Problem to work on → Tally the lines in the data that follows that include the word "Allows", and report nothing but the total.

Provided entries →
────────────────────

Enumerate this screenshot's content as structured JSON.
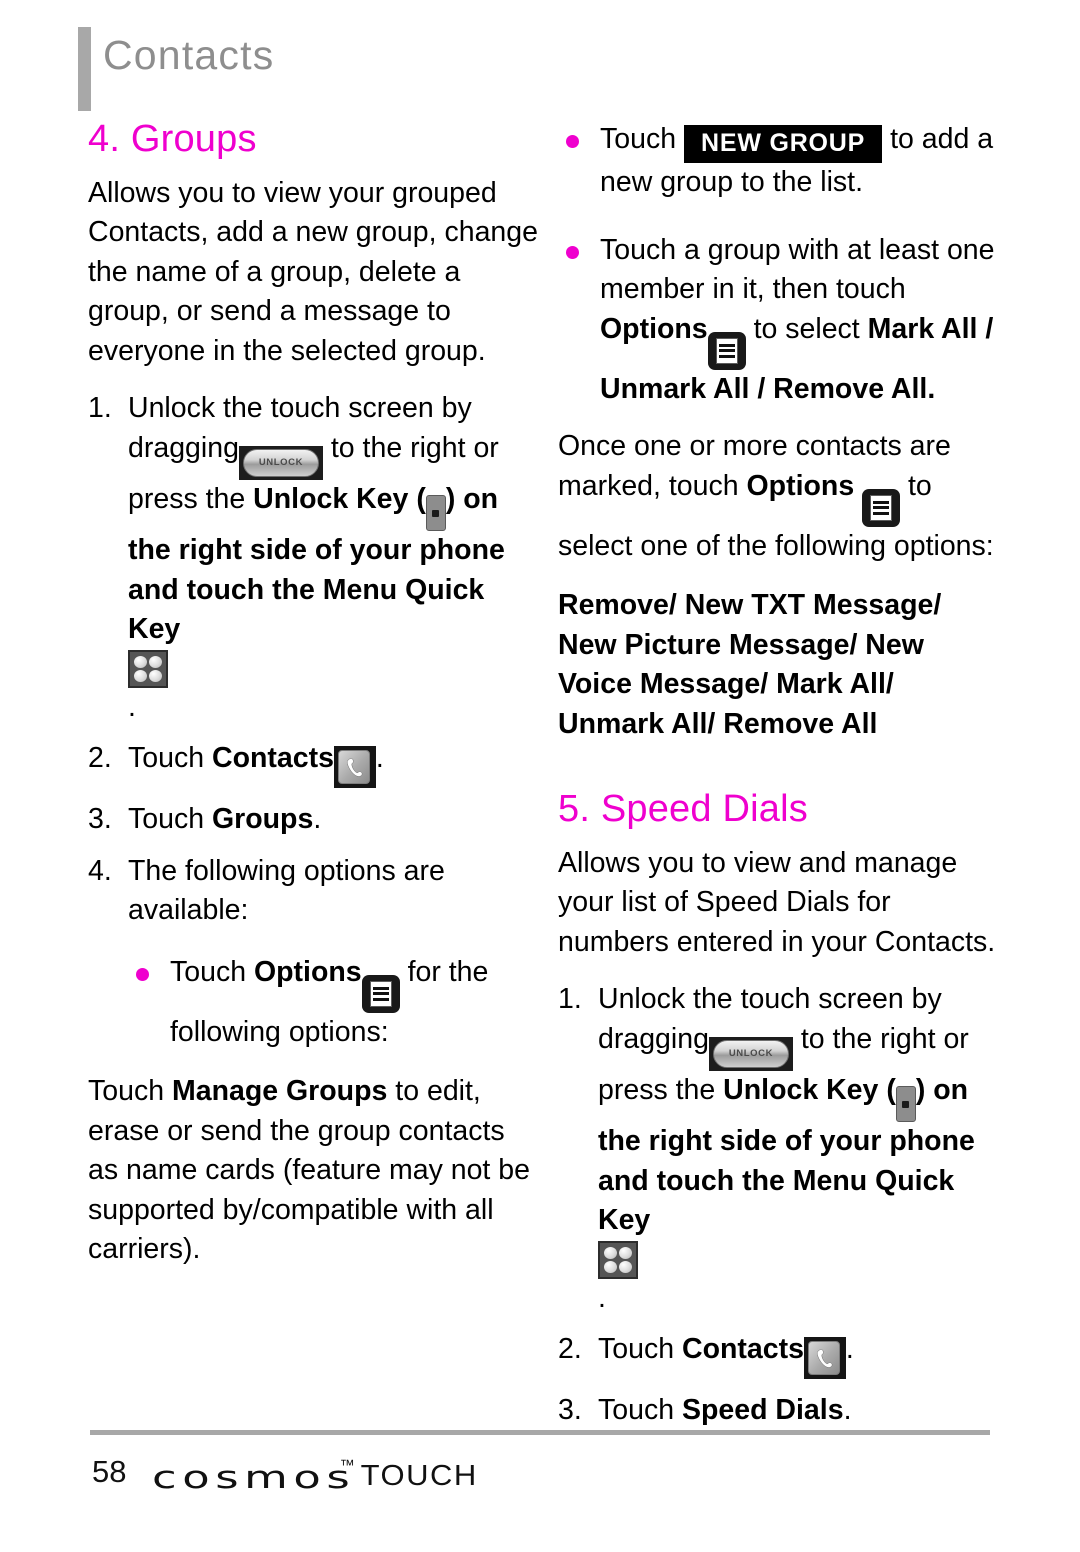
{
  "header": {
    "title": "Contacts"
  },
  "left_column": {
    "heading": "4. Groups",
    "intro": "Allows you to view your grouped Contacts, add a new group, change the name of a group, delete a group, or send a message to everyone in the selected group.",
    "steps": [
      {
        "num": "1.",
        "text_1": "Unlock the touch screen by dragging",
        "icon_1": "unlock-slider-icon",
        "text_2": "to the right or press the",
        "bold_1": "Unlock Key",
        "paren_open": "(",
        "icon_2": "side-unlock-key-icon",
        "paren_close": ")",
        "text_3": "on the right side of your phone and touch the",
        "bold_2": "Menu Quick Key",
        "icon_3": "menu-quick-key-icon",
        "text_4": "."
      },
      {
        "num": "2.",
        "text_1": "Touch",
        "bold_1": "Contacts",
        "icon_1": "contacts-icon",
        "text_2": "."
      },
      {
        "num": "3.",
        "text_1": "Touch",
        "bold_1": "Groups",
        "text_2": "."
      },
      {
        "num": "4.",
        "text_1": "The following options are available:"
      }
    ],
    "bullet_options": {
      "text_1": "Touch",
      "bold_1": "Options",
      "icon_1": "options-icon",
      "text_2": "for the following options:"
    },
    "manage_groups": {
      "text_1": "Touch",
      "bold_1": "Manage Groups",
      "text_2": "to edit, erase or send the group contacts as name cards (feature may not be supported by/compatible with all carriers)."
    }
  },
  "right_column": {
    "bullet_new_group": {
      "text_1": "Touch",
      "button_label": "NEW GROUP",
      "text_2": "to add a new group to the list."
    },
    "bullet_mark": {
      "text_1": "Touch a group with at least one member in it, then touch",
      "bold_1": "Options",
      "icon_1": "options-icon",
      "text_2": "to select",
      "bold_2": "Mark All / Unmark All / Remove All",
      "text_3": "."
    },
    "once_marked": {
      "text_1": "Once one or more contacts are marked, touch",
      "bold_1": "Options",
      "icon_1": "options-icon",
      "text_2": "to select one of the following options:"
    },
    "options_list": "Remove/ New TXT Message/ New Picture Message/ New Voice Message/ Mark All/ Unmark All/ Remove All",
    "heading": "5. Speed Dials",
    "intro": "Allows you to view and manage your list of Speed Dials for numbers entered in your Contacts.",
    "steps": [
      {
        "num": "1.",
        "text_1": "Unlock the touch screen by dragging",
        "icon_1": "unlock-slider-icon",
        "text_2": "to the right or press the",
        "bold_1": "Unlock Key",
        "paren_open": "(",
        "icon_2": "side-unlock-key-icon",
        "paren_close": ")",
        "text_3": "on the right side of your phone and touch the",
        "bold_2": "Menu Quick Key",
        "icon_3": "menu-quick-key-icon",
        "text_4": "."
      },
      {
        "num": "2.",
        "text_1": "Touch",
        "bold_1": "Contacts",
        "icon_1": "contacts-icon",
        "text_2": "."
      },
      {
        "num": "3.",
        "text_1": "Touch",
        "bold_1": "Speed Dials",
        "text_2": "."
      }
    ]
  },
  "footer": {
    "page_number": "58",
    "brand": "cosmos",
    "trademark": "™",
    "product": "TOUCH"
  },
  "icons": {
    "unlock_slider_label": "UNLOCK"
  },
  "colors": {
    "accent_magenta": "#ef00ce",
    "header_grey": "#8e8e8e",
    "rule_grey": "#a8a8a8"
  }
}
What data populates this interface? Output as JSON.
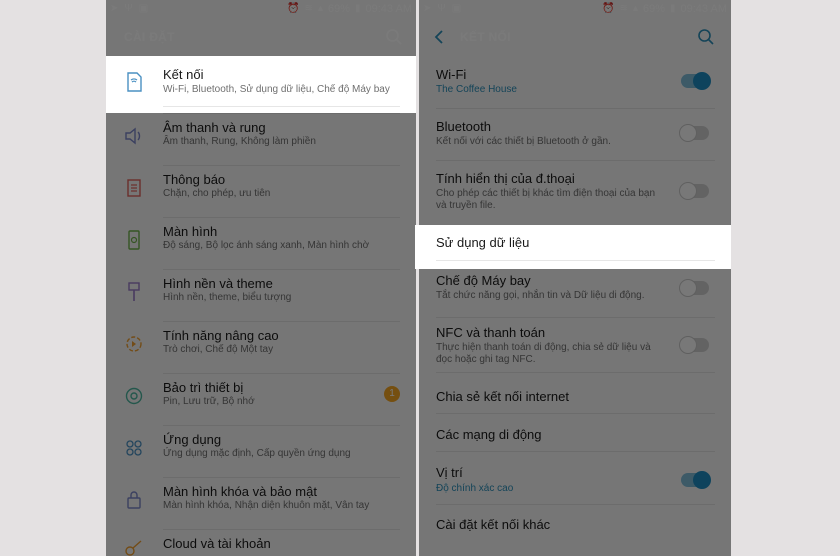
{
  "status": {
    "battery": "69%",
    "time": "09:43 AM"
  },
  "left": {
    "title": "CÀI ĐẶT",
    "items": [
      {
        "title": "Kết nối",
        "sub": "Wi-Fi, Bluetooth, Sử dụng dữ liệu, Chế độ Máy bay"
      },
      {
        "title": "Âm thanh và rung",
        "sub": "Âm thanh, Rung, Không làm phiền"
      },
      {
        "title": "Thông báo",
        "sub": "Chặn, cho phép, ưu tiên"
      },
      {
        "title": "Màn hình",
        "sub": "Độ sáng, Bộ lọc ánh sáng xanh, Màn hình chờ"
      },
      {
        "title": "Hình nền và theme",
        "sub": "Hình nền, theme, biểu tượng"
      },
      {
        "title": "Tính năng nâng cao",
        "sub": "Trò chơi, Chế độ Một tay"
      },
      {
        "title": "Bảo trì thiết bị",
        "sub": "Pin, Lưu trữ, Bộ nhớ",
        "badge": "1"
      },
      {
        "title": "Ứng dụng",
        "sub": "Ứng dụng mặc định, Cấp quyền ứng dụng"
      },
      {
        "title": "Màn hình khóa và bảo mật",
        "sub": "Màn hình khóa, Nhận diện khuôn mặt, Vân tay"
      },
      {
        "title": "Cloud và tài khoản",
        "sub": ""
      }
    ]
  },
  "right": {
    "title": "KẾT NỐI",
    "items": [
      {
        "title": "Wi-Fi",
        "sub": "The Coffee House"
      },
      {
        "title": "Bluetooth",
        "sub": "Kết nối với các thiết bị Bluetooth ở gần."
      },
      {
        "title": "Tính hiển thị của đ.thoại",
        "sub1": "Cho phép các thiết bị khác tìm điện thoại của bạn",
        "sub2": "và truyền file."
      },
      {
        "title": "Sử dụng dữ liệu"
      },
      {
        "title": "Chế độ Máy bay",
        "sub": "Tắt chức năng gọi, nhắn tin và Dữ liệu di động."
      },
      {
        "title": "NFC và thanh toán",
        "sub1": "Thực hiện thanh toán di động, chia sẻ dữ liệu và",
        "sub2": "đọc hoặc ghi tag NFC."
      },
      {
        "title": "Chia sẻ kết nối internet"
      },
      {
        "title": "Các mạng di động"
      },
      {
        "title": "Vị trí",
        "sub": "Độ chính xác cao"
      },
      {
        "title": "Cài đặt kết nối khác"
      }
    ]
  },
  "toggles": {
    "wifi": true,
    "bluetooth": false,
    "visibility": false,
    "airplane": false,
    "nfc": false,
    "location": true
  },
  "colors": {
    "accent": "#2b8eb8",
    "toggle_on": "#1e8dc2",
    "badge": "#f5a623"
  }
}
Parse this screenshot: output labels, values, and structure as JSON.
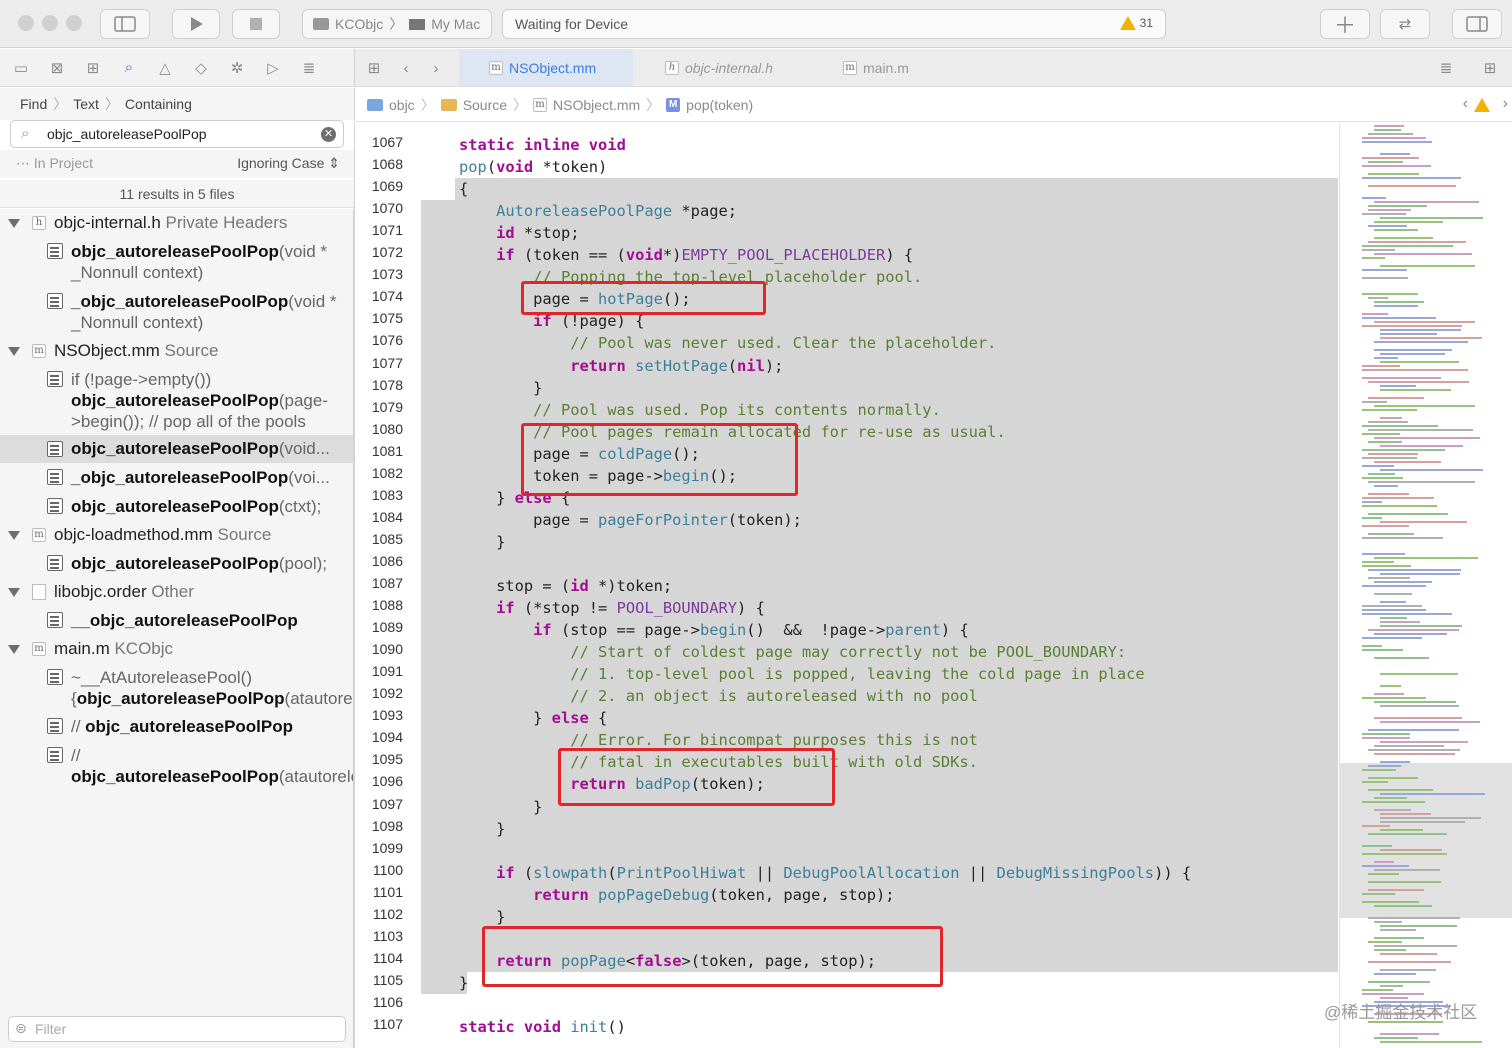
{
  "toolbar": {
    "scheme_project": "KCObjc",
    "scheme_device": "My Mac",
    "status": "Waiting for Device",
    "warning_count": "31"
  },
  "tabs": [
    {
      "label": "NSObject.mm",
      "badge": "m"
    },
    {
      "label": "objc-internal.h",
      "badge": "h"
    },
    {
      "label": "main.m",
      "badge": "m"
    }
  ],
  "find": {
    "breadcrumb": [
      "Find",
      "Text",
      "Containing"
    ],
    "query": "objc_autoreleasePoolPop",
    "scope": "In Project",
    "case_mode": "Ignoring Case",
    "result_summary": "11 results in 5 files",
    "filter_placeholder": "Filter"
  },
  "results": [
    {
      "file": "objc-internal.h",
      "kind": "Private Headers",
      "badge": "h",
      "items": [
        {
          "pre": "",
          "match": "objc_autoreleasePoolPop",
          "post": "(void * _Nonnull context)"
        },
        {
          "pre": "",
          "match": "_objc_autoreleasePoolPop",
          "post": "(void * _Nonnull context)"
        }
      ]
    },
    {
      "file": "NSObject.mm",
      "kind": "Source",
      "badge": "m",
      "items": [
        {
          "pre": "if (!page->empty()) ",
          "match": "objc_autoreleasePoolPop",
          "post": "(page->begin()); // pop all of the pools"
        },
        {
          "pre": "",
          "match": "objc_autoreleasePoolPop",
          "post": "(void..."
        },
        {
          "pre": "",
          "match": "_objc_autoreleasePoolPop",
          "post": "(voi..."
        },
        {
          "pre": "",
          "match": "objc_autoreleasePoolPop",
          "post": "(ctxt);"
        }
      ]
    },
    {
      "file": "objc-loadmethod.mm",
      "kind": "Source",
      "badge": "m",
      "items": [
        {
          "pre": "",
          "match": "objc_autoreleasePoolPop",
          "post": "(pool);"
        }
      ]
    },
    {
      "file": "libobjc.order",
      "kind": "Other",
      "badge": "",
      "items": [
        {
          "pre": "",
          "match": "__objc_autoreleasePoolPop",
          "post": ""
        }
      ]
    },
    {
      "file": "main.m",
      "kind": "KCObjc",
      "badge": "m",
      "items": [
        {
          "pre": "~__AtAutoreleasePool() {",
          "match": "objc_autoreleasePoolPop",
          "post": "(atautorelea..."
        },
        {
          "pre": "// ",
          "match": "objc_autoreleasePoolPop",
          "post": ""
        },
        {
          "pre": "// ",
          "match": "objc_autoreleasePoolPop",
          "post": "(atautoreleasepoolobj);"
        }
      ]
    }
  ],
  "jumpbar": [
    "objc",
    "Source",
    "NSObject.mm",
    "pop(token)"
  ],
  "code_lines": [
    {
      "n": "1067",
      "html": "<span class=\"k\">static</span> <span class=\"k\">inline</span> <span class=\"k\">void</span>"
    },
    {
      "n": "1068",
      "html": "<span class=\"t\">pop</span>(<span class=\"k\">void</span> *token)"
    },
    {
      "n": "1069",
      "html": "{"
    },
    {
      "n": "1070",
      "html": "    <span class=\"t\">AutoreleasePoolPage</span> *page;"
    },
    {
      "n": "1071",
      "html": "    <span class=\"k\">id</span> *stop;"
    },
    {
      "n": "1072",
      "html": "    <span class=\"k\">if</span> (token == (<span class=\"k\">void</span>*)<span class=\"m\">EMPTY_POOL_PLACEHOLDER</span>) {"
    },
    {
      "n": "1073",
      "html": "        <span class=\"c\">// Popping the top-level placeholder pool.</span>"
    },
    {
      "n": "1074",
      "html": "        page = <span class=\"t\">hotPage</span>();"
    },
    {
      "n": "1075",
      "html": "        <span class=\"k\">if</span> (!page) {"
    },
    {
      "n": "1076",
      "html": "            <span class=\"c\">// Pool was never used. Clear the placeholder.</span>"
    },
    {
      "n": "1077",
      "html": "            <span class=\"k\">return</span> <span class=\"t\">setHotPage</span>(<span class=\"k\">nil</span>);"
    },
    {
      "n": "1078",
      "html": "        }"
    },
    {
      "n": "1079",
      "html": "        <span class=\"c\">// Pool was used. Pop its contents normally.</span>"
    },
    {
      "n": "1080",
      "html": "        <span class=\"c\">// Pool pages remain allocated for re-use as usual.</span>"
    },
    {
      "n": "1081",
      "html": "        page = <span class=\"t\">coldPage</span>();"
    },
    {
      "n": "1082",
      "html": "        token = page-&gt;<span class=\"t\">begin</span>();"
    },
    {
      "n": "1083",
      "html": "    } <span class=\"k\">else</span> {"
    },
    {
      "n": "1084",
      "html": "        page = <span class=\"t\">pageForPointer</span>(token);"
    },
    {
      "n": "1085",
      "html": "    }"
    },
    {
      "n": "1086",
      "html": ""
    },
    {
      "n": "1087",
      "html": "    stop = (<span class=\"k\">id</span> *)token;"
    },
    {
      "n": "1088",
      "html": "    <span class=\"k\">if</span> (*stop != <span class=\"m\">POOL_BOUNDARY</span>) {"
    },
    {
      "n": "1089",
      "html": "        <span class=\"k\">if</span> (stop == page-&gt;<span class=\"t\">begin</span>()  &amp;&amp;  !page-&gt;<span class=\"t\">parent</span>) {"
    },
    {
      "n": "1090",
      "html": "            <span class=\"c\">// Start of coldest page may correctly not be POOL_BOUNDARY:</span>"
    },
    {
      "n": "1091",
      "html": "            <span class=\"c\">// 1. top-level pool is popped, leaving the cold page in place</span>"
    },
    {
      "n": "1092",
      "html": "            <span class=\"c\">// 2. an object is autoreleased with no pool</span>"
    },
    {
      "n": "1093",
      "html": "        } <span class=\"k\">else</span> {"
    },
    {
      "n": "1094",
      "html": "            <span class=\"c\">// Error. For bincompat purposes this is not</span>"
    },
    {
      "n": "1095",
      "html": "            <span class=\"c\">// fatal in executables built with old SDKs.</span>"
    },
    {
      "n": "1096",
      "html": "            <span class=\"k\">return</span> <span class=\"t\">badPop</span>(token);"
    },
    {
      "n": "1097",
      "html": "        }"
    },
    {
      "n": "1098",
      "html": "    }"
    },
    {
      "n": "1099",
      "html": ""
    },
    {
      "n": "1100",
      "html": "    <span class=\"k\">if</span> (<span class=\"t\">slowpath</span>(<span class=\"t\">PrintPoolHiwat</span> || <span class=\"t\">DebugPoolAllocation</span> || <span class=\"t\">DebugMissingPools</span>)) {"
    },
    {
      "n": "1101",
      "html": "        <span class=\"k\">return</span> <span class=\"t\">popPageDebug</span>(token, page, stop);"
    },
    {
      "n": "1102",
      "html": "    }"
    },
    {
      "n": "1103",
      "html": ""
    },
    {
      "n": "1104",
      "html": "    <span class=\"k\">return</span> <span class=\"t\">popPage</span>&lt;<span class=\"k\">false</span>&gt;(token, page, stop);"
    },
    {
      "n": "1105",
      "html": "}"
    },
    {
      "n": "1106",
      "html": ""
    },
    {
      "n": "1107",
      "html": "<span class=\"k\">static</span> <span class=\"k\">void</span> <span class=\"t\">init</span>()"
    }
  ],
  "watermark": "@稀土掘金技术社区",
  "colors": {
    "accent": "#3b7be0",
    "keyword": "#a30c92",
    "comment": "#5a7f33",
    "highlight_box": "#e0262c",
    "warning": "#f0b400"
  },
  "icons": [
    "sidebar-toggle-icon",
    "play-icon",
    "stop-icon",
    "plus-icon",
    "swap-icon",
    "inspector-toggle-icon",
    "folder-icon",
    "x-square-icon",
    "hierarchy-icon",
    "search-icon",
    "warning-icon",
    "diamond-icon",
    "bug-icon",
    "tag-icon",
    "report-icon",
    "grid-icon",
    "chevron-left-icon",
    "chevron-right-icon"
  ]
}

────────────────────

Solution to this exercise → 2